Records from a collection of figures
= = = =

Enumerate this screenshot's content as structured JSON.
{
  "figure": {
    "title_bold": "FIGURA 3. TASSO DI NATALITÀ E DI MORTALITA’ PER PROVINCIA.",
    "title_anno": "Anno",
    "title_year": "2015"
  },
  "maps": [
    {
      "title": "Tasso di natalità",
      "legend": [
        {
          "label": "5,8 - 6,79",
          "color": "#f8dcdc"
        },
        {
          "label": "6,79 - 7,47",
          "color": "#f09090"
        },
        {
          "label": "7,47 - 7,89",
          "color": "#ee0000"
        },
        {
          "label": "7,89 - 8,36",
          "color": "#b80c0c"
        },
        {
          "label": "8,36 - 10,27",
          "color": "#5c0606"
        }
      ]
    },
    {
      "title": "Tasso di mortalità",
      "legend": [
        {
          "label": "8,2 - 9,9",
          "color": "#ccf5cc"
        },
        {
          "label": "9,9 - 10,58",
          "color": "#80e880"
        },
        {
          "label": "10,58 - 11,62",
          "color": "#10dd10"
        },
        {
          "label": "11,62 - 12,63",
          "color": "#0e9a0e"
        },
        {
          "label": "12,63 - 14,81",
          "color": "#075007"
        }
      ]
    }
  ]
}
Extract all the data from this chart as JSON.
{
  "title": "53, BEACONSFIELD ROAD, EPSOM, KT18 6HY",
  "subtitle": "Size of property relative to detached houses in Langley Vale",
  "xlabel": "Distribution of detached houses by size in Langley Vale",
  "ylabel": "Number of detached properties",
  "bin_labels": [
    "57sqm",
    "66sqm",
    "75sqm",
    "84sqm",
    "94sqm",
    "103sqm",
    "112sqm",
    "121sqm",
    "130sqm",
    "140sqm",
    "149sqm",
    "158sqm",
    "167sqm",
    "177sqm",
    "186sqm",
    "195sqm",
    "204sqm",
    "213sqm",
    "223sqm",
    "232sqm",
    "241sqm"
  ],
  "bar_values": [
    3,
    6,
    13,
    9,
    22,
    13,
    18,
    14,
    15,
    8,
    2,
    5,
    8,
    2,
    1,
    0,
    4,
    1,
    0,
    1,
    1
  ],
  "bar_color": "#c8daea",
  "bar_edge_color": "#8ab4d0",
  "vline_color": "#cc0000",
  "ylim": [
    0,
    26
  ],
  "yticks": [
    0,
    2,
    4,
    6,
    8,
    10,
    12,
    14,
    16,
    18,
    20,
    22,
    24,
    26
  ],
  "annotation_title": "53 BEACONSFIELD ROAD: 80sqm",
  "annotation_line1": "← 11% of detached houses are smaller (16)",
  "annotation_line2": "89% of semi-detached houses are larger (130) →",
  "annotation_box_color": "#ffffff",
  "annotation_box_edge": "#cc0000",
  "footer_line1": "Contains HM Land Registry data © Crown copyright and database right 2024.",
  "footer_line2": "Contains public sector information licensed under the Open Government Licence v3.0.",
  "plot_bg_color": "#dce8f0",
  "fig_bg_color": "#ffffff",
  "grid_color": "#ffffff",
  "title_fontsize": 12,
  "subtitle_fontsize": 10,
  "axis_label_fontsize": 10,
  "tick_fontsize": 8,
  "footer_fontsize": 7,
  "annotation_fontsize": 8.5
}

= = = =

**PROBLEM TO SOLVE:** Look over the material above and show each line where "Langley" appears.

**SOLUTION:**
  "subtitle": "Size of property relative to detached houses in Langley Vale",
  "xlabel": "Distribution of detached houses by size in Langley Vale",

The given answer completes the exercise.